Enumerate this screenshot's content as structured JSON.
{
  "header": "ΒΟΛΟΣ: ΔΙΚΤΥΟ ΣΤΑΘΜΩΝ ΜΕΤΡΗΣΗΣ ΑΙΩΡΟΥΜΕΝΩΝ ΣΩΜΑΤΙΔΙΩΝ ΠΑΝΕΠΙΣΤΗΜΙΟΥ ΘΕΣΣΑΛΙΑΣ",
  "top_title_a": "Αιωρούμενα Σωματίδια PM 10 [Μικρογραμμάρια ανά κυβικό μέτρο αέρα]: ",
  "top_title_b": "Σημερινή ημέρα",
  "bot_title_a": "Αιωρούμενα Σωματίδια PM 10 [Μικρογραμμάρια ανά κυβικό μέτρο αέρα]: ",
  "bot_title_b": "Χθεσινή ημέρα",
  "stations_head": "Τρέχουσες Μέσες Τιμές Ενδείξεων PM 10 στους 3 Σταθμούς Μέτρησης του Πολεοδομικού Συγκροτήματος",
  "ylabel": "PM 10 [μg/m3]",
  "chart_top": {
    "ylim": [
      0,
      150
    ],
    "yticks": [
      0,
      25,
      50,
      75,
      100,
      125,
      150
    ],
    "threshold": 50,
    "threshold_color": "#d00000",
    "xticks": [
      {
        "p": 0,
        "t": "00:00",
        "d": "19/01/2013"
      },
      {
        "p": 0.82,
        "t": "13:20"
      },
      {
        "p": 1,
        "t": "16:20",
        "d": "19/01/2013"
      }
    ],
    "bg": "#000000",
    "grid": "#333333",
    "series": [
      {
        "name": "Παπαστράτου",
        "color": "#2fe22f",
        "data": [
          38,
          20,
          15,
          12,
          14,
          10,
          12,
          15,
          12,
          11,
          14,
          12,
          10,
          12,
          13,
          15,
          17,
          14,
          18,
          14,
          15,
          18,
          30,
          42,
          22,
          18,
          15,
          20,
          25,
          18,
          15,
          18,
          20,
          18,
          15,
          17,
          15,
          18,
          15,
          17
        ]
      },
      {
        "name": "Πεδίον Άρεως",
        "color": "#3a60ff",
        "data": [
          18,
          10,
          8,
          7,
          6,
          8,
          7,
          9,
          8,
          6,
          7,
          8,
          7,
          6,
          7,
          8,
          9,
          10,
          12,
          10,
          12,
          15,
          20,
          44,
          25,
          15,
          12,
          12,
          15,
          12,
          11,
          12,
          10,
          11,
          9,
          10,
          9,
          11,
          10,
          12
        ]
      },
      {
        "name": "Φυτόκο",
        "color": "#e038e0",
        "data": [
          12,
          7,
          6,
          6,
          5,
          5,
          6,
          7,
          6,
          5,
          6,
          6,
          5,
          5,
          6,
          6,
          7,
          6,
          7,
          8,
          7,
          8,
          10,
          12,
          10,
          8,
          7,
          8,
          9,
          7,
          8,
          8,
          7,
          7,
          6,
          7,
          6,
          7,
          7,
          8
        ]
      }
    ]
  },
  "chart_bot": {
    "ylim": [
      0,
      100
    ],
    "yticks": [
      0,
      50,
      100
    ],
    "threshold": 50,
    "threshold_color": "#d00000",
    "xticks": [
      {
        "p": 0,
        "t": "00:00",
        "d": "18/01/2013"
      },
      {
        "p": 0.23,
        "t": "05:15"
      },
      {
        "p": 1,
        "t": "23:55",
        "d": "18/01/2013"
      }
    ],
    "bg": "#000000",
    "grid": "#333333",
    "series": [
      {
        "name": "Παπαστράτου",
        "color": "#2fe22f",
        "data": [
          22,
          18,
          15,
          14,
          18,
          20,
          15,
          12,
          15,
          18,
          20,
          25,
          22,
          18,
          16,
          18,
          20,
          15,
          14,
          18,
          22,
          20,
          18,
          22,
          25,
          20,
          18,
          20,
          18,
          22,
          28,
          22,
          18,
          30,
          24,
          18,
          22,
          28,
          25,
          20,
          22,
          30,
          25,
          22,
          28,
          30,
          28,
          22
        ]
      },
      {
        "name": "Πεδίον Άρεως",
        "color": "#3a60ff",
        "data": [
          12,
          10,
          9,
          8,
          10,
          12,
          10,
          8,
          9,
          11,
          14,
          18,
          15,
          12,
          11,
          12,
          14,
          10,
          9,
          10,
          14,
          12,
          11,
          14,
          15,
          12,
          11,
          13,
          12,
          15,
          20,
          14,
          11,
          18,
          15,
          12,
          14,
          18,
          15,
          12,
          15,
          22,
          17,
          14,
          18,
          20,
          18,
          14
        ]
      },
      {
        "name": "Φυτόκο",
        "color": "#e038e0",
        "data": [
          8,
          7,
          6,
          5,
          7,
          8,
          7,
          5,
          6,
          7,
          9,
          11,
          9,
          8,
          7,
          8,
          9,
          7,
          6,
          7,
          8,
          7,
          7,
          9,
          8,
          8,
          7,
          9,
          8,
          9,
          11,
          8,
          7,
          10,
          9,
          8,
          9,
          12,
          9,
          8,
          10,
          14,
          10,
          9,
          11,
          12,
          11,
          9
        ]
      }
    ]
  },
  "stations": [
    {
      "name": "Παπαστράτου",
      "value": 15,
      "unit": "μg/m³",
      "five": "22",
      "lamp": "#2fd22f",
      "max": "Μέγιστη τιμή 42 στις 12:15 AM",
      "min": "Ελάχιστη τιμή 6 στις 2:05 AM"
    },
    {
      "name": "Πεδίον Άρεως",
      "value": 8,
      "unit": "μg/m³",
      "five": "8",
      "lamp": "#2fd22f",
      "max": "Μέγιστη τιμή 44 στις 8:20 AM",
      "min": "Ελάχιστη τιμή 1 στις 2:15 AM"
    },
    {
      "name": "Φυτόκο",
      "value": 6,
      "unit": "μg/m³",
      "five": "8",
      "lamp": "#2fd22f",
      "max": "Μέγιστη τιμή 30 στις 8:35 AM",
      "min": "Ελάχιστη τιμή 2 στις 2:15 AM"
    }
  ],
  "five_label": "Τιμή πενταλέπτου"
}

========

● Requirement
Look through the records and gather each line with the word "ημέρα".

● Solution below
  "top_title_b": "Σημερινή ημέρα",
  "bot_title_b": "Χθεσινή ημέρα",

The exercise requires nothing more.